Excerpt from a dataset:
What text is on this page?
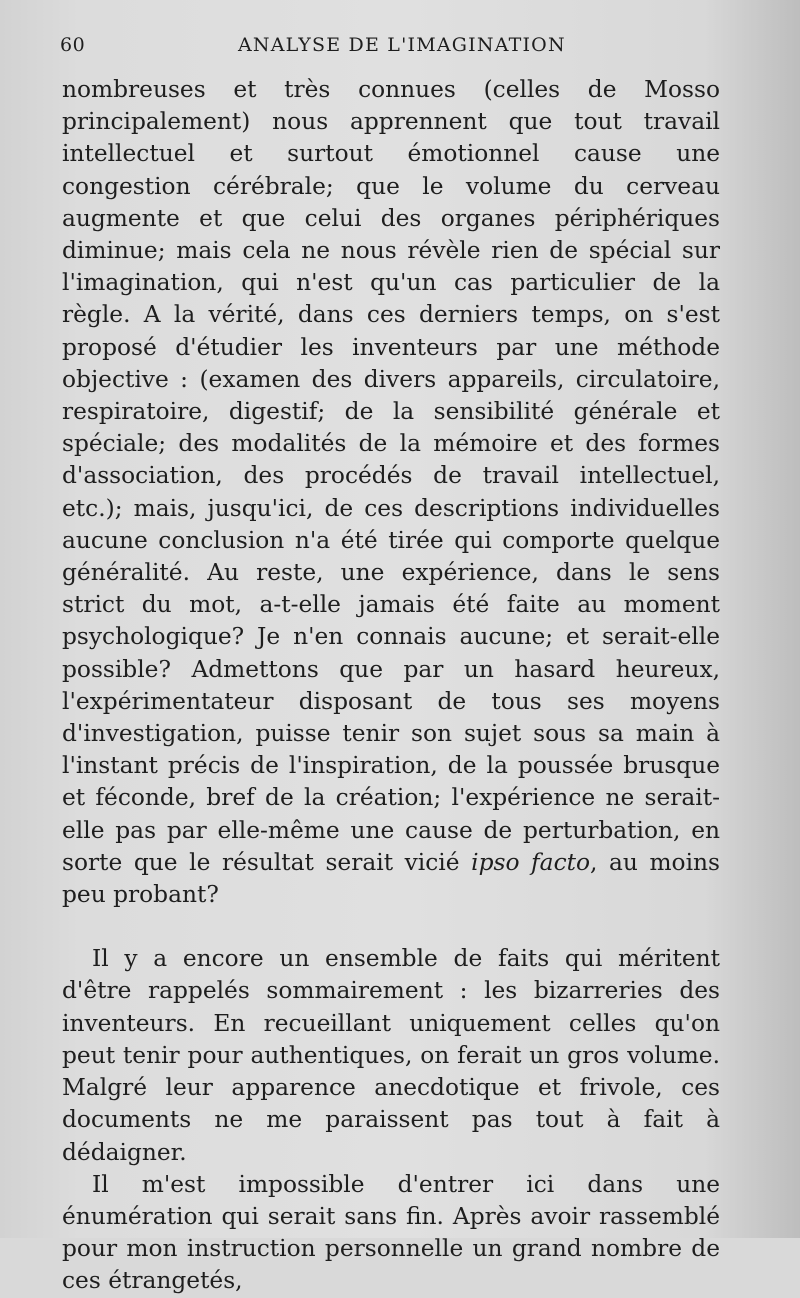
60	ANALYSE DE L'IMAGINATION

nombreuses et très connues (celles de Mosso principalement) nous apprennent que tout travail intellectuel et surtout émotionnel cause une congestion cérébrale; que le volume du cerveau augmente et que celui des organes périphériques diminue; mais cela ne nous révèle rien de spécial sur l'imagination, qui n'est qu'un cas particulier de la règle. A la vérité, dans ces derniers temps, on s'est proposé d'étudier les inventeurs par une méthode objective : (examen des divers appareils, circulatoire, respiratoire, digestif; de la sensibilité générale et spéciale; des modalités de la mémoire et des formes d'association, des procédés de travail intellectuel, etc.); mais, jusqu'ici, de ces descriptions individuelles aucune conclusion n'a été tirée qui comporte quelque généralité. Au reste, une expérience, dans le sens strict du mot, a-t-elle jamais été faite au moment psychologique? Je n'en connais aucune; et serait-elle possible? Admettons que par un hasard heureux, l'expérimentateur disposant de tous ses moyens d'investigation, puisse tenir son sujet sous sa main à l'instant précis de l'inspiration, de la poussée brusque et féconde, bref de la création; l'expérience ne serait-elle pas par elle-même une cause de perturbation, en sorte que le résultat serait vicié ipso facto, au moins peu probant?

Il y a encore un ensemble de faits qui méritent d'être rappelés sommairement : les bizarreries des inventeurs. En recueillant uniquement celles qu'on peut tenir pour authentiques, on ferait un gros volume. Malgré leur apparence anecdotique et frivole, ces documents ne me paraissent pas tout à fait à dédaigner.

Il m'est impossible d'entrer ici dans une énumération qui serait sans fin. Après avoir rassemblé pour mon instruction personnelle un grand nombre de ces étrangetés,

_Instructions for the task_
Pull every line containing "pour" out of the records.

_Exercise answer_
Il y a encore un ensemble de faits qui méritent d'être rappelés sommairement : les bizarreries des inventeurs. En recueillant uniquement celles qu'on peut tenir pour authentiques, on ferait un gros volume. Malgré leur apparence anecdotique et frivole, ces documents ne me paraissent pas tout à fait à dédaigner.
Il m'est impossible d'entrer ici dans une énumération qui serait sans fin. Après avoir rassemblé pour mon instruction personnelle un grand nombre de ces étrangetés,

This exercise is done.